Copy out all the entries exactly.

+++ Material to process +++

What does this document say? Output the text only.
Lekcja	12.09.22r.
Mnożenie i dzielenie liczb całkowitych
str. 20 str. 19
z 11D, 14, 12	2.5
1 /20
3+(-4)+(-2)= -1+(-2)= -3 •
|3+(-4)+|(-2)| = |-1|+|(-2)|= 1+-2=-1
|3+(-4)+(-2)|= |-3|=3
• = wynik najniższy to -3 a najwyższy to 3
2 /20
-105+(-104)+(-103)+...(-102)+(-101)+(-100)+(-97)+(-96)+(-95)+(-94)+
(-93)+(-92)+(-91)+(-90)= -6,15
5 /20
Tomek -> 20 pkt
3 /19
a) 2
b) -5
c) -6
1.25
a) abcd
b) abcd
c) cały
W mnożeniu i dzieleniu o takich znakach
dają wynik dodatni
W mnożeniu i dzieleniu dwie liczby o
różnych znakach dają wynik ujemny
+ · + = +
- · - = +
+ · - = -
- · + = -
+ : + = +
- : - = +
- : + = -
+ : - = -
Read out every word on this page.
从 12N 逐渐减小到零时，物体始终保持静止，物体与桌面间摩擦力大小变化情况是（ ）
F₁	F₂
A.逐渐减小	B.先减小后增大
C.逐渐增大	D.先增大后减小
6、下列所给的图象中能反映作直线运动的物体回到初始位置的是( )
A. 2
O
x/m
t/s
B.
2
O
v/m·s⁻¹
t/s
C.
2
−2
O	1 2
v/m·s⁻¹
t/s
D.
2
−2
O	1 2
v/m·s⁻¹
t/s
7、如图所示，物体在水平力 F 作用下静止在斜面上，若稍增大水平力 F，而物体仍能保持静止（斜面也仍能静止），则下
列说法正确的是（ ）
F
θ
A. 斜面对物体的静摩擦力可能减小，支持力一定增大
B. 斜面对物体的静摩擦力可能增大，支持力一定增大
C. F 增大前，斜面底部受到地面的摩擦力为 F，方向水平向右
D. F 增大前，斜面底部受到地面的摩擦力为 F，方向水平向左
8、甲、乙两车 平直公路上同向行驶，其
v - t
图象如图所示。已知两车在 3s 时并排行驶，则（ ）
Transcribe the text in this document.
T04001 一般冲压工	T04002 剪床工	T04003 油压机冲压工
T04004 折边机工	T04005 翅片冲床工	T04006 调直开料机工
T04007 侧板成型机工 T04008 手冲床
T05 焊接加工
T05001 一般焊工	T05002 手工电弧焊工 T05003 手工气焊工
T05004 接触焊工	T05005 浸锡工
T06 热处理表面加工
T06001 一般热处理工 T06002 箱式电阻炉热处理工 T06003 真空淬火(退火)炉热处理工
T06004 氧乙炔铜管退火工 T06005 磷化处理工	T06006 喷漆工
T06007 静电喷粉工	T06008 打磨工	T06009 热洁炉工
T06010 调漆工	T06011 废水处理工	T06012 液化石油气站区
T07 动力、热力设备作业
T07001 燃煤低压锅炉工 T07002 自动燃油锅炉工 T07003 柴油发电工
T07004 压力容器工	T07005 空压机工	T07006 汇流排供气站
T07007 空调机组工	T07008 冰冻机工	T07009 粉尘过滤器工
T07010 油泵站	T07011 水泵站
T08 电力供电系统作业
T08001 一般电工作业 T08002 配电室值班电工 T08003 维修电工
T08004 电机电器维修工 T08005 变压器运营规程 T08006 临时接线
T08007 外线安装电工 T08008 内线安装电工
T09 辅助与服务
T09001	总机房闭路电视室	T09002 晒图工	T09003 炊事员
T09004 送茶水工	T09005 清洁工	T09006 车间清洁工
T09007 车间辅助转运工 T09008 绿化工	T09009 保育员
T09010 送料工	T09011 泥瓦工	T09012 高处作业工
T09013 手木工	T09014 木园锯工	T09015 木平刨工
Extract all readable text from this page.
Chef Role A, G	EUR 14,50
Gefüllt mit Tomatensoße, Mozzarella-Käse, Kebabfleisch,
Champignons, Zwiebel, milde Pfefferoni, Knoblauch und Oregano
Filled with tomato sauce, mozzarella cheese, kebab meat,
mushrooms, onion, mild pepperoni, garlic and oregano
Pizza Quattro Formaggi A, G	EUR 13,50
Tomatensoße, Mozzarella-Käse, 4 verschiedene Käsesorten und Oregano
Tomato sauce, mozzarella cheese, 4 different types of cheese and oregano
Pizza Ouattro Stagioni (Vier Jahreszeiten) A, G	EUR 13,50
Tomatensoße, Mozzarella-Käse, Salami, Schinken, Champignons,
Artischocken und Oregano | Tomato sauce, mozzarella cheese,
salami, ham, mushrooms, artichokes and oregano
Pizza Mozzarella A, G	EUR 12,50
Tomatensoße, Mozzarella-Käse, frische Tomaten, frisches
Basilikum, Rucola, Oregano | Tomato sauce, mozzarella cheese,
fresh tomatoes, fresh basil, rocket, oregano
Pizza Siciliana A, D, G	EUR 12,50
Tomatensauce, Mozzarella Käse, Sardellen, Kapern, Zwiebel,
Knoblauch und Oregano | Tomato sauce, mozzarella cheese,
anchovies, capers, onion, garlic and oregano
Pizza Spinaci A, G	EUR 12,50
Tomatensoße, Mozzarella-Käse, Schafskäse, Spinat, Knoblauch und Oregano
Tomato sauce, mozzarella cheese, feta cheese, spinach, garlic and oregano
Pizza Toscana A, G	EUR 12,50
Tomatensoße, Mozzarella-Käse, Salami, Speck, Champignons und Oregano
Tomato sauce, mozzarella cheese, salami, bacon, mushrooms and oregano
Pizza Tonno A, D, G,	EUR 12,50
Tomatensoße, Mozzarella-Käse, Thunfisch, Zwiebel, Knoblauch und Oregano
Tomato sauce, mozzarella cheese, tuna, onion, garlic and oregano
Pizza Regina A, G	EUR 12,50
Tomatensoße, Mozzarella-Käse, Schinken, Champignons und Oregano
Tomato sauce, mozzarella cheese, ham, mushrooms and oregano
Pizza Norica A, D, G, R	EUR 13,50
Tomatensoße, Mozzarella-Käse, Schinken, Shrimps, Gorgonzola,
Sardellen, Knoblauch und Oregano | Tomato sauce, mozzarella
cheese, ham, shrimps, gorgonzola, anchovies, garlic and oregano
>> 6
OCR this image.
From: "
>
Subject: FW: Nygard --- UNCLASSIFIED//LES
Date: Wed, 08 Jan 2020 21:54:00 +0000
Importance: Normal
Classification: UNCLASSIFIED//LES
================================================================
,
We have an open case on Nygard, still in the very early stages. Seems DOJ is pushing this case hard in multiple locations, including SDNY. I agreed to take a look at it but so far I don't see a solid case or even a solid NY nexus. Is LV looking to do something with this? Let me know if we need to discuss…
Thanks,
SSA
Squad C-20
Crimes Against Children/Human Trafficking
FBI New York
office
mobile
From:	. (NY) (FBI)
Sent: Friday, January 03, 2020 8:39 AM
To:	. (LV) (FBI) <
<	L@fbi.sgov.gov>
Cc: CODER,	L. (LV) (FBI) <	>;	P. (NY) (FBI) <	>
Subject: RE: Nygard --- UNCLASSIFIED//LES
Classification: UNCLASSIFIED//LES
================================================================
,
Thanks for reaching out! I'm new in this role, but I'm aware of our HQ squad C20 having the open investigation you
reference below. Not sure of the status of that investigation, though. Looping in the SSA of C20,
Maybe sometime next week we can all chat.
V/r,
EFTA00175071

+++

● **Result of the task**
What does this document say? Output the text only.
Lekcja	12.09.22r.
Mnożenie i dzielenie liczb całkowitych
str. 20 str. 19
z 11D, 14, 12	2.5
1 /20
3+(-4)+(-2)= -1+(-2)= -3 •
|3+(-4)+|(-2)| = |-1|+|(-2)|= 1+-2=-1
|3+(-4)+(-2)|= |-3|=3
• = wynik najniższy to -3 a najwyższy to 3
2 /20
-105+(-104)+(-103)+...(-102)+(-101)+(-100)+(-97)+(-96)+(-95)+(-94)+
(-93)+(-92)+(-91)+(-90)= -6,15
5 /20
Tomek -> 20 pkt
3 /19
a) 2
b) -5
c) -6
1.25
a) abcd
b) abcd
c) cały
W mnożeniu i dzieleniu o takich znakach
dają wynik dodatni
W mnożeniu i dzieleniu dwie liczby o
różnych znakach dają wynik ujemny
+ · + = +
- · - = +
+ · - = -
- · + = -
+ : + = +
- : - = +
- : + = -
+ : - = -
Read out every word on this page.
从 12N 逐渐减小到零时，物体始终保持静止，物体与桌面间摩擦力大小变化情况是（ ）
F₁	F₂
A.逐渐减小	B.先减小后增大
C.逐渐增大	D.先增大后减小
6、下列所给的图象中能反映作直线运动的物体回到初始位置的是( )
A. 2
O
x/m
t/s
B.
2
O
v/m·s⁻¹
t/s
C.
2
−2
O	1 2
v/m·s⁻¹
t/s
D.
2
−2
O	1 2
v/m·s⁻¹
t/s
7、如图所示，物体在水平力 F 作用下静止在斜面上，若稍增大水平力 F，而物体仍能保持静止（斜面也仍能静止），则下
列说法正确的是（ ）
F
θ
A. 斜面对物体的静摩擦力可能减小，支持力一定增大
B. 斜面对物体的静摩擦力可能增大，支持力一定增大
C. F 增大前，斜面底部受到地面的摩擦力为 F，方向水平向右
D. F 增大前，斜面底部受到地面的摩擦力为 F，方向水平向左
8、甲、乙两车 平直公路上同向行驶，其
v - t
图象如图所示。已知两车在 3s 时并排行驶，则（ ）
Transcribe the text in this document.
T04001 一般冲压工	T04002 剪床工	T04003 油压机冲压工
T04004 折边机工	T04005 翅片冲床工	T04006 调直开料机工
T04007 侧板成型机工 T04008 手冲床
T05 焊接加工
T05001 一般焊工	T05002 手工电弧焊工 T05003 手工气焊工
T05004 接触焊工	T05005 浸锡工
T06 热处理表面加工
T06001 一般热处理工 T06002 箱式电阻炉热处理工 T06003 真空淬火(退火)炉热处理工
T06004 氧乙炔铜管退火工 T06005 磷化处理工	T06006 喷漆工
T06007 静电喷粉工	T06008 打磨工	T06009 热洁炉工
T06010 调漆工	T06011 废水处理工	T06012 液化石油气站区
T07 动力、热力设备作业
T07001 燃煤低压锅炉工 T07002 自动燃油锅炉工 T07003 柴油发电工
T07004 压力容器工	T07005 空压机工	T07006 汇流排供气站
T07007 空调机组工	T07008 冰冻机工	T07009 粉尘过滤器工
T07010 油泵站	T07011 水泵站
T08 电力供电系统作业
T08001 一般电工作业 T08002 配电室值班电工 T08003 维修电工
T08004 电机电器维修工 T08005 变压器运营规程 T08006 临时接线
T08007 外线安装电工 T08008 内线安装电工
T09 辅助与服务
T09001	总机房闭路电视室	T09002 晒图工	T09003 炊事员
T09004 送茶水工	T09005 清洁工	T09006 车间清洁工
T09007 车间辅助转运工 T09008 绿化工	T09009 保育员
T09010 送料工	T09011 泥瓦工	T09012 高处作业工
T09013 手木工	T09014 木园锯工	T09015 木平刨工
Extract all readable text from this page.
Chef Role A, G	EUR 14,50
Gefüllt mit Tomatensoße, Mozzarella-Käse, Kebabfleisch,
Champignons, Zwiebel, milde Pfefferoni, Knoblauch und Oregano
Filled with tomato sauce, mozzarella cheese, kebab meat,
mushrooms, onion, mild pepperoni, garlic and oregano
Pizza Quattro Formaggi A, G	EUR 13,50
Tomatensoße, Mozzarella-Käse, 4 verschiedene Käsesorten und Oregano
Tomato sauce, mozzarella cheese, 4 different types of cheese and oregano
Pizza Ouattro Stagioni (Vier Jahreszeiten) A, G	EUR 13,50
Tomatensoße, Mozzarella-Käse, Salami, Schinken, Champignons,
Artischocken und Oregano | Tomato sauce, mozzarella cheese,
salami, ham, mushrooms, artichokes and oregano
Pizza Mozzarella A, G	EUR 12,50
Tomatensoße, Mozzarella-Käse, frische Tomaten, frisches
Basilikum, Rucola, Oregano | Tomato sauce, mozzarella cheese,
fresh tomatoes, fresh basil, rocket, oregano
Pizza Siciliana A, D, G	EUR 12,50
Tomatensauce, Mozzarella Käse, Sardellen, Kapern, Zwiebel,
Knoblauch und Oregano | Tomato sauce, mozzarella cheese,
anchovies, capers, onion, garlic and oregano
Pizza Spinaci A, G	EUR 12,50
Tomatensoße, Mozzarella-Käse, Schafskäse, Spinat, Knoblauch und Oregano
Tomato sauce, mozzarella cheese, feta cheese, spinach, garlic and oregano
Pizza Toscana A, G	EUR 12,50
Tomatensoße, Mozzarella-Käse, Salami, Speck, Champignons und Oregano
Tomato sauce, mozzarella cheese, salami, bacon, mushrooms and oregano
Pizza Tonno A, D, G,	EUR 12,50
Tomatensoße, Mozzarella-Käse, Thunfisch, Zwiebel, Knoblauch und Oregano
Tomato sauce, mozzarella cheese, tuna, onion, garlic and oregano
Pizza Regina A, G	EUR 12,50
Tomatensoße, Mozzarella-Käse, Schinken, Champignons und Oregano
Tomato sauce, mozzarella cheese, ham, mushrooms and oregano
Pizza Norica A, D, G, R	EUR 13,50
Tomatensoße, Mozzarella-Käse, Schinken, Shrimps, Gorgonzola,
Sardellen, Knoblauch und Oregano | Tomato sauce, mozzarella
cheese, ham, shrimps, gorgonzola, anchovies, garlic and oregano
>> 6
OCR this image.
From: "
>
Subject: FW: Nygard --- UNCLASSIFIED//LES
Date: Wed, 08 Jan 2020 21:54:00 +0000
Importance: Normal
Classification: UNCLASSIFIED//LES
================================================================
,
We have an open case on Nygard, still in the very early stages. Seems DOJ is pushing this case hard in multiple locations, including SDNY. I agreed to take a look at it but so far I don't see a solid case or even a solid NY nexus. Is LV looking to do something with this? Let me know if we need to discuss…
Thanks,
SSA
Squad C-20
Crimes Against Children/Human Trafficking
FBI New York
office
mobile
From:	. (NY) (FBI)
Sent: Friday, January 03, 2020 8:39 AM
To:	. (LV) (FBI) <
<	L@fbi.sgov.gov>
Cc: CODER,	L. (LV) (FBI) <	>;	P. (NY) (FBI) <	>
Subject: RE: Nygard --- UNCLASSIFIED//LES
Classification: UNCLASSIFIED//LES
================================================================
,
Thanks for reaching out! I'm new in this role, but I'm aware of our HQ squad C20 having the open investigation you
reference below. Not sure of the status of that investigation, though. Looping in the SSA of C20,
Maybe sometime next week we can all chat.
V/r,
EFTA00175071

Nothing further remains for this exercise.